=== PROBLEM REQUIREMENTS ===
Output the full material exactly as it appears here.

=== ENTRIES ===
__________
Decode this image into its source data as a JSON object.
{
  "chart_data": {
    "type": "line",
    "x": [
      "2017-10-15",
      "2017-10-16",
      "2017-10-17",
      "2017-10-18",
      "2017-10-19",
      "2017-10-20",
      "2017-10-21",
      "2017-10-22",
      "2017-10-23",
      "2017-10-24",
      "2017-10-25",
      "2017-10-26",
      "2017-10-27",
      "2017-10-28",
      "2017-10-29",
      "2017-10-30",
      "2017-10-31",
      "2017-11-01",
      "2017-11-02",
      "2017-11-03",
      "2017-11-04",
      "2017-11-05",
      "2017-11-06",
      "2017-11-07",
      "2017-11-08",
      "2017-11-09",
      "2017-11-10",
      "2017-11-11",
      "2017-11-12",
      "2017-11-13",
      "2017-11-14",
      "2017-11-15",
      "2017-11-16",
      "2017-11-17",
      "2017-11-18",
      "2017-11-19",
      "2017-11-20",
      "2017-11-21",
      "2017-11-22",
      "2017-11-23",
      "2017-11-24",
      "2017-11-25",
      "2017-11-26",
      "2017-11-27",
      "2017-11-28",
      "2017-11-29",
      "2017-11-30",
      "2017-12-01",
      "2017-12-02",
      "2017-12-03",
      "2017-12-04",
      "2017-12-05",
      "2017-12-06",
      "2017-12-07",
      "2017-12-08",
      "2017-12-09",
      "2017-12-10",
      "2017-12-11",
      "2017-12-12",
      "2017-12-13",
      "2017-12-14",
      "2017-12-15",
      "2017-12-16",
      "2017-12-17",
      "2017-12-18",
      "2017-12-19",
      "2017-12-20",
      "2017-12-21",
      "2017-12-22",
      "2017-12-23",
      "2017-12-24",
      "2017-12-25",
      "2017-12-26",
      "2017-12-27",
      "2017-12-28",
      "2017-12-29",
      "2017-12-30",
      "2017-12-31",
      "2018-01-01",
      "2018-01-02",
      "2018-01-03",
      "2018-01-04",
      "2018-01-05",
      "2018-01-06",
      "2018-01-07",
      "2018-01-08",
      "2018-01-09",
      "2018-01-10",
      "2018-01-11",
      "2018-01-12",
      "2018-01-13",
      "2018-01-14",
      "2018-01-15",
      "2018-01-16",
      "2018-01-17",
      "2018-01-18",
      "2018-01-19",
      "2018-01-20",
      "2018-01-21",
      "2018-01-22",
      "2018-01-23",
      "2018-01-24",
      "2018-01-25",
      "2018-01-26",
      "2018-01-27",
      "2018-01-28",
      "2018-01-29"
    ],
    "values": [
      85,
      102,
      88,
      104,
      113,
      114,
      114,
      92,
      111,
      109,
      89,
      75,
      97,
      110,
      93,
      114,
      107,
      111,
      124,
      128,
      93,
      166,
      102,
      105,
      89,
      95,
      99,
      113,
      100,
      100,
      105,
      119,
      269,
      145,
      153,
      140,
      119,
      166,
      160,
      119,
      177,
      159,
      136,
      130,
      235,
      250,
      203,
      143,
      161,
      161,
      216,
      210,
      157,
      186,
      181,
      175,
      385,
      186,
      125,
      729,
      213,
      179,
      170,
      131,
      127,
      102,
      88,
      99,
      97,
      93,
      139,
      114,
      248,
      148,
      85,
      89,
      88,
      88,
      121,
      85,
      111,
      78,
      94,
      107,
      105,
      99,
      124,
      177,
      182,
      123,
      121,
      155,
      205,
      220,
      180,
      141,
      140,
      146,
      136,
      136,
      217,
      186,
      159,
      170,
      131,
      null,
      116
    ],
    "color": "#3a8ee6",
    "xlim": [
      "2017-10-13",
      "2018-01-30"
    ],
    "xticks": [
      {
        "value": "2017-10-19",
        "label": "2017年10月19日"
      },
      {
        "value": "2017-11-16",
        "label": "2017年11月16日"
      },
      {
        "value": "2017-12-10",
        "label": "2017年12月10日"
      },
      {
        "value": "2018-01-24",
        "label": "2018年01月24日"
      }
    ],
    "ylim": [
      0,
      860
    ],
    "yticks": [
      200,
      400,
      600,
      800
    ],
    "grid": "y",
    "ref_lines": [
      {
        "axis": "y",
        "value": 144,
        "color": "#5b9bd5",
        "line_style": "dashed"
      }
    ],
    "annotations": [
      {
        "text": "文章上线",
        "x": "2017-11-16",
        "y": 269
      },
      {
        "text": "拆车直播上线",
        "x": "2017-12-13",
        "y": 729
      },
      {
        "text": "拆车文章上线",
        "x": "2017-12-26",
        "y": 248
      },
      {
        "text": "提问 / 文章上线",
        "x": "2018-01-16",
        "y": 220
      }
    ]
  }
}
__________
=== RESPONSE BELOW ===
Decode this image into its source data as a JSON object.
{
  "chart_data": {
    "type": "line",
    "x": [
      "2017-10-15",
      "2017-10-16",
      "2017-10-17",
      "2017-10-18",
      "2017-10-19",
      "2017-10-20",
      "2017-10-21",
      "2017-10-22",
      "2017-10-23",
      "2017-10-24",
      "2017-10-25",
      "2017-10-26",
      "2017-10-27",
      "2017-10-28",
      "2017-10-29",
      "2017-10-30",
      "2017-10-31",
      "2017-11-01",
      "2017-11-02",
      "2017-11-03",
      "2017-11-04",
      "2017-11-05",
      "2017-11-06",
      "2017-11-07",
      "2017-11-08",
      "2017-11-09",
      "2017-11-10",
      "2017-11-11",
      "2017-11-12",
      "2017-11-13",
      "2017-11-14",
      "2017-11-15",
      "2017-11-16",
      "2017-11-17",
      "2017-11-18",
      "2017-11-19",
      "2017-11-20",
      "2017-11-21",
      "2017-11-22",
      "2017-11-23",
      "2017-11-24",
      "2017-11-25",
      "2017-11-26",
      "2017-11-27",
      "2017-11-28",
      "2017-11-29",
      "2017-11-30",
      "2017-12-01",
      "2017-12-02",
      "2017-12-03",
      "2017-12-04",
      "2017-12-05",
      "2017-12-06",
      "2017-12-07",
      "2017-12-08",
      "2017-12-09",
      "2017-12-10",
      "2017-12-11",
      "2017-12-12",
      "2017-12-13",
      "2017-12-14",
      "2017-12-15",
      "2017-12-16",
      "2017-12-17",
      "2017-12-18",
      "2017-12-19",
      "2017-12-20",
      "2017-12-21",
      "2017-12-22",
      "2017-12-23",
      "2017-12-24",
      "2017-12-25",
      "2017-12-26",
      "2017-12-27",
      "2017-12-28",
      "2017-12-29",
      "2017-12-30",
      "2017-12-31",
      "2018-01-01",
      "2018-01-02",
      "2018-01-03",
      "2018-01-04",
      "2018-01-05",
      "2018-01-06",
      "2018-01-07",
      "2018-01-08",
      "2018-01-09",
      "2018-01-10",
      "2018-01-11",
      "2018-01-12",
      "2018-01-13",
      "2018-01-14",
      "2018-01-15",
      "2018-01-16",
      "2018-01-17",
      "2018-01-18",
      "2018-01-19",
      "2018-01-20",
      "2018-01-21",
      "2018-01-22",
      "2018-01-23",
      "2018-01-24",
      "2018-01-25",
      "2018-01-26",
      "2018-01-27",
      "2018-01-28",
      "2018-01-29"
    ],
    "values": [
      85,
      102,
      88,
      104,
      113,
      114,
      114,
      92,
      111,
      109,
      89,
      75,
      97,
      110,
      93,
      114,
      107,
      111,
      124,
      128,
      93,
      166,
      102,
      105,
      89,
      95,
      99,
      113,
      100,
      100,
      105,
      119,
      269,
      145,
      153,
      140,
      119,
      166,
      160,
      119,
      177,
      159,
      136,
      130,
      235,
      250,
      203,
      143,
      161,
      161,
      216,
      210,
      157,
      186,
      181,
      175,
      385,
      186,
      125,
      729,
      213,
      179,
      170,
      131,
      127,
      102,
      88,
      99,
      97,
      93,
      139,
      114,
      248,
      148,
      85,
      89,
      88,
      88,
      121,
      85,
      111,
      78,
      94,
      107,
      105,
      99,
      124,
      177,
      182,
      123,
      121,
      155,
      205,
      220,
      180,
      141,
      140,
      146,
      136,
      136,
      217,
      186,
      159,
      170,
      131,
      null,
      116
    ],
    "color": "#3a8ee6",
    "xlim": [
      "2017-10-13",
      "2018-01-30"
    ],
    "xticks": [
      {
        "value": "2017-10-19",
        "label": "2017年10月19日"
      },
      {
        "value": "2017-11-16",
        "label": "2017年11月16日"
      },
      {
        "value": "2017-12-10",
        "label": "2017年12月10日"
      },
      {
        "value": "2018-01-24",
        "label": "2018年01月24日"
      }
    ],
    "ylim": [
      0,
      860
    ],
    "yticks": [
      200,
      400,
      600,
      800
    ],
    "grid": "y",
    "ref_lines": [
      {
        "axis": "y",
        "value": 144,
        "color": "#5b9bd5",
        "line_style": "dashed"
      }
    ],
    "annotations": [
      {
        "text": "文章上线",
        "x": "2017-11-16",
        "y": 269
      },
      {
        "text": "拆车直播上线",
        "x": "2017-12-13",
        "y": 729
      },
      {
        "text": "拆车文章上线",
        "x": "2017-12-26",
        "y": 248
      },
      {
        "text": "提问 / 文章上线",
        "x": "2018-01-16",
        "y": 220
      }
    ]
  }
}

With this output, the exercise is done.